REQUIRED ACTION
Retype the listing below, keeping every line the same.

SUPPLIED RECORDS
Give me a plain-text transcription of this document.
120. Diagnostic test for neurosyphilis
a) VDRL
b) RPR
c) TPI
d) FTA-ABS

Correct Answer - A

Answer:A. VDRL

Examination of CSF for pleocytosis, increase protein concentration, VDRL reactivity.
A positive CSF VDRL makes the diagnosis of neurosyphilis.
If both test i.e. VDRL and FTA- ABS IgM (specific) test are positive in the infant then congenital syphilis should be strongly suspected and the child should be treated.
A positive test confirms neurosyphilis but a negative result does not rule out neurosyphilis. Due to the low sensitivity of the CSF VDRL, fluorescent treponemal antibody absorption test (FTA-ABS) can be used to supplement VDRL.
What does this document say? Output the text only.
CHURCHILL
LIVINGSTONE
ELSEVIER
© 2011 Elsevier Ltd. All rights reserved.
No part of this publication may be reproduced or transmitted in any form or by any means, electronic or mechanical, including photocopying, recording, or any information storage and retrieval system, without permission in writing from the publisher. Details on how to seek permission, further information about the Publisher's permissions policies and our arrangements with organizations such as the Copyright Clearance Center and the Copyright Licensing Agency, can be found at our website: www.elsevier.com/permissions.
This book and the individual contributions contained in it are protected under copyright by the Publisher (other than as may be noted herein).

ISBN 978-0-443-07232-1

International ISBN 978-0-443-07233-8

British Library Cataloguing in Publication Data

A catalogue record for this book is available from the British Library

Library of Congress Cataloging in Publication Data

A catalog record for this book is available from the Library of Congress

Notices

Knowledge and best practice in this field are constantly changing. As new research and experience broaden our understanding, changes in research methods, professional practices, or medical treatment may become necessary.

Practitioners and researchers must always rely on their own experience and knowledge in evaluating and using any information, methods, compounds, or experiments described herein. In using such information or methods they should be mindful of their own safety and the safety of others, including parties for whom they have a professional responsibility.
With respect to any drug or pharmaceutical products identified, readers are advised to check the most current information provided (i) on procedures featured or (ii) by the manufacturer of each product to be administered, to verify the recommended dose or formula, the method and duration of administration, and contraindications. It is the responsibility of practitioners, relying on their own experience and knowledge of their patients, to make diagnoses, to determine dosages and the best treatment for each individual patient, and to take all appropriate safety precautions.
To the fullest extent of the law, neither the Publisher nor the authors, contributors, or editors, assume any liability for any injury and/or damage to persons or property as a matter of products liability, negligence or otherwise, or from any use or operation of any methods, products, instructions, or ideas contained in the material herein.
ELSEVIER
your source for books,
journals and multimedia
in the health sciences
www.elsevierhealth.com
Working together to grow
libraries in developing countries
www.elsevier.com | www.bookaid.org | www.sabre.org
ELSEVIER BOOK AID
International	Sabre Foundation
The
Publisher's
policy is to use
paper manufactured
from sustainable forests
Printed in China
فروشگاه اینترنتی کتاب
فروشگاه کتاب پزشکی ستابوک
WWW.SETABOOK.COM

REPLY
Give me a plain-text transcription of this document.
120. Diagnostic test for neurosyphilis
a) VDRL
b) RPR
c) TPI
d) FTA-ABS

Correct Answer - A

Answer:A. VDRL

Examination of CSF for pleocytosis, increase protein concentration, VDRL reactivity.
A positive CSF VDRL makes the diagnosis of neurosyphilis.
If both test i.e. VDRL and FTA- ABS IgM (specific) test are positive in the infant then congenital syphilis should be strongly suspected and the child should be treated.
A positive test confirms neurosyphilis but a negative result does not rule out neurosyphilis. Due to the low sensitivity of the CSF VDRL, fluorescent treponemal antibody absorption test (FTA-ABS) can be used to supplement VDRL.
What does this document say? Output the text only.
CHURCHILL
LIVINGSTONE
ELSEVIER
© 2011 Elsevier Ltd. All rights reserved.
No part of this publication may be reproduced or transmitted in any form or by any means, electronic or mechanical, including photocopying, recording, or any information storage and retrieval system, without permission in writing from the publisher. Details on how to seek permission, further information about the Publisher's permissions policies and our arrangements with organizations such as the Copyright Clearance Center and the Copyright Licensing Agency, can be found at our website: www.elsevier.com/permissions.
This book and the individual contributions contained in it are protected under copyright by the Publisher (other than as may be noted herein).

ISBN 978-0-443-07232-1

International ISBN 978-0-443-07233-8

British Library Cataloguing in Publication Data

A catalogue record for this book is available from the British Library

Library of Congress Cataloging in Publication Data

A catalog record for this book is available from the Library of Congress

Notices

Knowledge and best practice in this field are constantly changing. As new research and experience broaden our understanding, changes in research methods, professional practices, or medical treatment may become necessary.

Practitioners and researchers must always rely on their own experience and knowledge in evaluating and using any information, methods, compounds, or experiments described herein. In using such information or methods they should be mindful of their own safety and the safety of others, including parties for whom they have a professional responsibility.
With respect to any drug or pharmaceutical products identified, readers are advised to check the most current information provided (i) on procedures featured or (ii) by the manufacturer of each product to be administered, to verify the recommended dose or formula, the method and duration of administration, and contraindications. It is the responsibility of practitioners, relying on their own experience and knowledge of their patients, to make diagnoses, to determine dosages and the best treatment for each individual patient, and to take all appropriate safety precautions.
To the fullest extent of the law, neither the Publisher nor the authors, contributors, or editors, assume any liability for any injury and/or damage to persons or property as a matter of products liability, negligence or otherwise, or from any use or operation of any methods, products, instructions, or ideas contained in the material herein.
ELSEVIER
your source for books,
journals and multimedia
in the health sciences
www.elsevierhealth.com
Working together to grow
libraries in developing countries
www.elsevier.com | www.bookaid.org | www.sabre.org
ELSEVIER BOOK AID
International	Sabre Foundation
The
Publisher's
policy is to use
paper manufactured
from sustainable forests
Printed in China
فروشگاه اینترنتی کتاب
فروشگاه کتاب پزشکی ستابوک
WWW.SETABOOK.COM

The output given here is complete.